(Item position entries)

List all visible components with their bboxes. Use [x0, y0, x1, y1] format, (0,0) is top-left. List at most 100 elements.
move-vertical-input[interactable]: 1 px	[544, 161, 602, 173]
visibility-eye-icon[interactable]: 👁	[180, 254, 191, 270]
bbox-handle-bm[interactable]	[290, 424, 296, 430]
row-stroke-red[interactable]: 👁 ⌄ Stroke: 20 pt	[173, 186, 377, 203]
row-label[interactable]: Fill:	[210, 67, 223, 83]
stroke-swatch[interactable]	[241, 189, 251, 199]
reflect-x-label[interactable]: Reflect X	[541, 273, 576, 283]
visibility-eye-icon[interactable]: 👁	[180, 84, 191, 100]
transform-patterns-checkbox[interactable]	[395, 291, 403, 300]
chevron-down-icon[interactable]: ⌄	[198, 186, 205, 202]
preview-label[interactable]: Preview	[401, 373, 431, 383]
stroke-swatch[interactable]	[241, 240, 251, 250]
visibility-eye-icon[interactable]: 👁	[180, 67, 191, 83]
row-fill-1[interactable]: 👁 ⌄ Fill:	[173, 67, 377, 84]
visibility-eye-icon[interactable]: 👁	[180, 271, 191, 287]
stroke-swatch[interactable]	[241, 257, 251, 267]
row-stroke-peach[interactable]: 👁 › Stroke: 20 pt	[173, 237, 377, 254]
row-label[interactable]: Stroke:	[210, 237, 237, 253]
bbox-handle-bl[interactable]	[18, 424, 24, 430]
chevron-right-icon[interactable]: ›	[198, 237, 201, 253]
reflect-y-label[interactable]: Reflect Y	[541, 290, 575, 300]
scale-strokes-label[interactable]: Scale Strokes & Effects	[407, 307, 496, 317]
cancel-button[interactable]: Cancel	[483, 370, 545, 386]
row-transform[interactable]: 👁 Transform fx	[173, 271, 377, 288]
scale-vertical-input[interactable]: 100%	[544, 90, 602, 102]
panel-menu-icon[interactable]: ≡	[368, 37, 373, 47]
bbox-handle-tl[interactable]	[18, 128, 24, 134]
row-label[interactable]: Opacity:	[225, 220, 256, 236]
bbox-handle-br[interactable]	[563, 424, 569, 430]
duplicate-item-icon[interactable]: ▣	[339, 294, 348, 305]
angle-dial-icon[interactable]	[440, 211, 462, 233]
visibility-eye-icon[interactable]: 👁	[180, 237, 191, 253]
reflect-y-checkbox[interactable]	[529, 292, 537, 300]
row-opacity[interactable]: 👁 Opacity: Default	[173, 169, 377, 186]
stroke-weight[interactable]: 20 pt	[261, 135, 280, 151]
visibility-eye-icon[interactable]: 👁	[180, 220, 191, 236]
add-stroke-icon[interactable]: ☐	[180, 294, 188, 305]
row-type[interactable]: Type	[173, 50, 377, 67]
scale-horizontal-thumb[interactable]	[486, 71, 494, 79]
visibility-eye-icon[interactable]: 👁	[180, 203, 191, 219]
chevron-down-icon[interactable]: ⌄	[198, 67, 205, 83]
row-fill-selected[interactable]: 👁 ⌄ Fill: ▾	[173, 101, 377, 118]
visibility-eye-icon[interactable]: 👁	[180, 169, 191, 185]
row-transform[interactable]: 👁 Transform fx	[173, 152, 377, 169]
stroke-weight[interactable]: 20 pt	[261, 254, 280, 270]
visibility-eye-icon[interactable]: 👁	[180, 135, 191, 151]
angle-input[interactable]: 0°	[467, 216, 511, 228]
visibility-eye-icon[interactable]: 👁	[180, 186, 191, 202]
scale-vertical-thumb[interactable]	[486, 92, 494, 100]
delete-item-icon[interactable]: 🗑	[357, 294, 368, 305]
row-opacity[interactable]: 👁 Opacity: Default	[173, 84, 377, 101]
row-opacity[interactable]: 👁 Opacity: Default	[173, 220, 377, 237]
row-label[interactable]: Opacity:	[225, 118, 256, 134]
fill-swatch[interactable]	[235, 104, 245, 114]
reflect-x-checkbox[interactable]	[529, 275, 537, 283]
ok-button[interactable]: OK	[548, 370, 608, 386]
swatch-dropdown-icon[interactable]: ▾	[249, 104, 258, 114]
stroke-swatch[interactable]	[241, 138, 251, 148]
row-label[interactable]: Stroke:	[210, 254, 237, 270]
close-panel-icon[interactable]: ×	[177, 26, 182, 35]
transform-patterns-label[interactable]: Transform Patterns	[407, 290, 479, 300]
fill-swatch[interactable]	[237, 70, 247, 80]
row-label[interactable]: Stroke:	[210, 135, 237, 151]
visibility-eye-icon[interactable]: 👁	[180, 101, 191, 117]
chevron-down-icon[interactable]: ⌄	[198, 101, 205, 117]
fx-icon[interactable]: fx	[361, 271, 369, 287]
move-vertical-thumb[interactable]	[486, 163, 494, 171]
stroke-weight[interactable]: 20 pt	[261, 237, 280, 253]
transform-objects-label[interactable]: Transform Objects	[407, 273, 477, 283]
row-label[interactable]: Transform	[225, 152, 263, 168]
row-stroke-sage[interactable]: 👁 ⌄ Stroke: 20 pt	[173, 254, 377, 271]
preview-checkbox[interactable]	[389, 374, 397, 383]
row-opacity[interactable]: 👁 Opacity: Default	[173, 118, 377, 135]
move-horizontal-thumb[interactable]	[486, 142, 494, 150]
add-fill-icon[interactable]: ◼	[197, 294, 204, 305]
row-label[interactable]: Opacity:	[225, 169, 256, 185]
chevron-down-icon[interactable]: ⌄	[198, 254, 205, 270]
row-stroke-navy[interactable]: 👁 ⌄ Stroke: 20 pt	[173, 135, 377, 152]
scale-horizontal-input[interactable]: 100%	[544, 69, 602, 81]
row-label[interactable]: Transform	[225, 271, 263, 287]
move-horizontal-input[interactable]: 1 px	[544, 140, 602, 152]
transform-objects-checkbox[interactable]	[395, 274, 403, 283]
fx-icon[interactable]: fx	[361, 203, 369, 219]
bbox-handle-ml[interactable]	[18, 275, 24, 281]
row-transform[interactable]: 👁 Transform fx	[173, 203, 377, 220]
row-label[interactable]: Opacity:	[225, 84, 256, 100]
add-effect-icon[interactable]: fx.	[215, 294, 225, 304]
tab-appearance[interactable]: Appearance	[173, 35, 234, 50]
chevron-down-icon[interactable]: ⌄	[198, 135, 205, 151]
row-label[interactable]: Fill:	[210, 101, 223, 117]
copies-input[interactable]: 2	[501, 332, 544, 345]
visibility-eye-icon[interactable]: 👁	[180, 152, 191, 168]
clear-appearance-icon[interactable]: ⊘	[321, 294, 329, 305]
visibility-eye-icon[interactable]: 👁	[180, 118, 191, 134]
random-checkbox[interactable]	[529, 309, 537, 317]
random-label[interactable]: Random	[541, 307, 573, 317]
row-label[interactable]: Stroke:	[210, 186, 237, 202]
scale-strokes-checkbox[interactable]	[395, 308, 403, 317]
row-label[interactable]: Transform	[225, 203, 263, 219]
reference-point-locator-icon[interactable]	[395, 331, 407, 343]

### [What to produce]
Rewrite the lines above as a Markdown table with the columns "Row" and "Line," numbering each row and skipping any blank lines.

### [Result of the task]
| Row | Line |
|---|---|
| 1 | List all visible components with their bboxes. Use [x0, y0, x1, y1] format, (0,0) is top-left. List at most 100 elements. |
| 2 | move-vertical-input[interactable]: 1 px	[544, 161, 602, 173] |
| 3 | visibility-eye-icon[interactable]: 👁	[180, 254, 191, 270] |
| 4 | bbox-handle-bm[interactable]	[290, 424, 296, 430] |
| 5 | row-stroke-red[interactable]: 👁 ⌄ Stroke: 20 pt	[173, 186, 377, 203] |
| 6 | row-label[interactable]: Fill:	[210, 67, 223, 83] |
| 7 | stroke-swatch[interactable]	[241, 189, 251, 199] |
| 8 | reflect-x-label[interactable]: Reflect X	[541, 273, 576, 283] |
| 9 | visibility-eye-icon[interactable]: 👁	[180, 84, 191, 100] |
| 10 | transform-patterns-checkbox[interactable]	[395, 291, 403, 300] |
| 11 | chevron-down-icon[interactable]: ⌄	[198, 186, 205, 202] |
| 12 | preview-label[interactable]: Preview	[401, 373, 431, 383] |
| 13 | stroke-swatch[interactable]	[241, 240, 251, 250] |
| 14 | visibility-eye-icon[interactable]: 👁	[180, 67, 191, 83] |
| 15 | row-fill-1[interactable]: 👁 ⌄ Fill:	[173, 67, 377, 84] |
| 16 | visibility-eye-icon[interactable]: 👁	[180, 271, 191, 287] |
| 17 | stroke-swatch[interactable]	[241, 257, 251, 267] |
| 18 | row-stroke-peach[interactable]: 👁 › Stroke: 20 pt	[173, 237, 377, 254] |
| 19 | row-label[interactable]: Stroke:	[210, 237, 237, 253] |
| 20 | bbox-handle-bl[interactable]	[18, 424, 24, 430] |
| 21 | chevron-right-icon[interactable]: ›	[198, 237, 201, 253] |
| 22 | reflect-y-label[interactable]: Reflect Y	[541, 290, 575, 300] |
| 23 | scale-strokes-label[interactable]: Scale Strokes & Effects	[407, 307, 496, 317] |
| 24 | cancel-button[interactable]: Cancel	[483, 370, 545, 386] |
| 25 | row-transform[interactable]: 👁 Transform fx	[173, 271, 377, 288] |
| 26 | scale-vertical-input[interactable]: 100%	[544, 90, 602, 102] |
| 27 | panel-menu-icon[interactable]: ≡	[368, 37, 373, 47] |
| 28 | bbox-handle-tl[interactable]	[18, 128, 24, 134] |
| 29 | row-label[interactable]: Opacity:	[225, 220, 256, 236] |
| 30 | bbox-handle-br[interactable]	[563, 424, 569, 430] |
| 31 | duplicate-item-icon[interactable]: ▣	[339, 294, 348, 305] |
| 32 | angle-dial-icon[interactable]	[440, 211, 462, 233] |
| 33 | visibility-eye-icon[interactable]: 👁	[180, 237, 191, 253] |
| 34 | reflect-y-checkbox[interactable]	[529, 292, 537, 300] |
| 35 | row-opacity[interactable]: 👁 Opacity: Default	[173, 169, 377, 186] |
| 36 | stroke-weight[interactable]: 20 pt	[261, 135, 280, 151] |
| 37 | visibility-eye-icon[interactable]: 👁	[180, 220, 191, 236] |
| 38 | add-stroke-icon[interactable]: ☐	[180, 294, 188, 305] |
| 39 | row-type[interactable]: Type	[173, 50, 377, 67] |
| 40 | scale-horizontal-thumb[interactable]	[486, 71, 494, 79] |
| 41 | visibility-eye-icon[interactable]: 👁	[180, 203, 191, 219] |
| 42 | chevron-down-icon[interactable]: ⌄	[198, 67, 205, 83] |
| 43 | row-fill-selected[interactable]: 👁 ⌄ Fill: ▾	[173, 101, 377, 118] |
| 44 | visibility-eye-icon[interactable]: 👁	[180, 169, 191, 185] |
| 45 | row-transform[interactable]: 👁 Transform fx	[173, 152, 377, 169] |
| 46 | stroke-weight[interactable]: 20 pt	[261, 254, 280, 270] |
| 47 | visibility-eye-icon[interactable]: 👁	[180, 135, 191, 151] |
| 48 | angle-input[interactable]: 0°	[467, 216, 511, 228] |
| 49 | visibility-eye-icon[interactable]: 👁	[180, 186, 191, 202] |
| 50 | scale-vertical-thumb[interactable]	[486, 92, 494, 100] |
| 51 | delete-item-icon[interactable]: 🗑	[357, 294, 368, 305] |
| 52 | row-opacity[interactable]: 👁 Opacity: Default	[173, 84, 377, 101] |
| 53 | row-opacity[interactable]: 👁 Opacity: Default	[173, 220, 377, 237] |
| 54 | row-label[interactable]: Opacity:	[225, 118, 256, 134] |
| 55 | fill-swatch[interactable]	[235, 104, 245, 114] |
| 56 | reflect-x-checkbox[interactable]	[529, 275, 537, 283] |
| 57 | ok-button[interactable]: OK	[548, 370, 608, 386] |
| 58 | swatch-dropdown-icon[interactable]: ▾	[249, 104, 258, 114] |
| 59 | stroke-swatch[interactable]	[241, 138, 251, 148] |
| 60 | row-label[interactable]: Stroke:	[210, 254, 237, 270] |
| 61 | close-panel-icon[interactable]: ×	[177, 26, 182, 35] |
| 62 | transform-patterns-label[interactable]: Transform Patterns	[407, 290, 479, 300] |
| 63 | fill-swatch[interactable]	[237, 70, 247, 80] |
| 64 | row-label[interactable]: Stroke:	[210, 135, 237, 151] |
| 65 | visibility-eye-icon[interactable]: 👁	[180, 101, 191, 117] |
| 66 | chevron-down-icon[interactable]: ⌄	[198, 101, 205, 117] |
| 67 | fx-icon[interactable]: fx	[361, 271, 369, 287] |
| 68 | move-vertical-thumb[interactable]	[486, 163, 494, 171] |
| 69 | stroke-weight[interactable]: 20 pt	[261, 237, 280, 253] |
| 70 | transform-objects-label[interactable]: Transform Objects	[407, 273, 477, 283] |
| 71 | row-label[interactable]: Transform	[225, 152, 263, 168] |
| 72 | row-stroke-sage[interactable]: 👁 ⌄ Stroke: 20 pt	[173, 254, 377, 271] |
| 73 | preview-checkbox[interactable]	[389, 374, 397, 383] |
| 74 | row-opacity[interactable]: 👁 Opacity: Default	[173, 118, 377, 135] |
| 75 | move-horizontal-thumb[interactable]	[486, 142, 494, 150] |
| 76 | add-fill-icon[interactable]: ◼	[197, 294, 204, 305] |
| 77 | row-label[interactable]: Opacity:	[225, 169, 256, 185] |
| 78 | chevron-down-icon[interactable]: ⌄	[198, 254, 205, 270] |
| 79 | row-stroke-navy[interactable]: 👁 ⌄ Stroke: 20 pt	[173, 135, 377, 152] |
| 80 | scale-horizontal-input[interactable]: 100%	[544, 69, 602, 81] |
| 81 | row-label[interactable]: Transform	[225, 271, 263, 287] |
| 82 | move-horizontal-input[interactable]: 1 px	[544, 140, 602, 152] |
| 83 | transform-objects-checkbox[interactable]	[395, 274, 403, 283] |
| 84 | fx-icon[interactable]: fx	[361, 203, 369, 219] |
| 85 | bbox-handle-ml[interactable]	[18, 275, 24, 281] |
| 86 | row-transform[interactable]: 👁 Transform fx	[173, 203, 377, 220] |
| 87 | row-label[interactable]: Opacity:	[225, 84, 256, 100] |
| 88 | add-effect-icon[interactable]: fx.	[215, 294, 225, 304] |
| 89 | tab-appearance[interactable]: Appearance	[173, 35, 234, 50] |
| 90 | chevron-down-icon[interactable]: ⌄	[198, 135, 205, 151] |
| 91 | row-label[interactable]: Fill:	[210, 101, 223, 117] |
| 92 | copies-input[interactable]: 2	[501, 332, 544, 345] |
| 93 | visibility-eye-icon[interactable]: 👁	[180, 152, 191, 168] |
| 94 | clear-appearance-icon[interactable]: ⊘	[321, 294, 329, 305] |
| 95 | visibility-eye-icon[interactable]: 👁	[180, 118, 191, 134] |
| 96 | random-checkbox[interactable]	[529, 309, 537, 317] |
| 97 | random-label[interactable]: Random	[541, 307, 573, 317] |
| 98 | row-label[interactable]: Stroke:	[210, 186, 237, 202] |
| 99 | scale-strokes-checkbox[interactable]	[395, 308, 403, 317] |
| 100 | row-label[interactable]: Transform	[225, 203, 263, 219] |
| 101 | reference-point-locator-icon[interactable]	[395, 331, 407, 343] |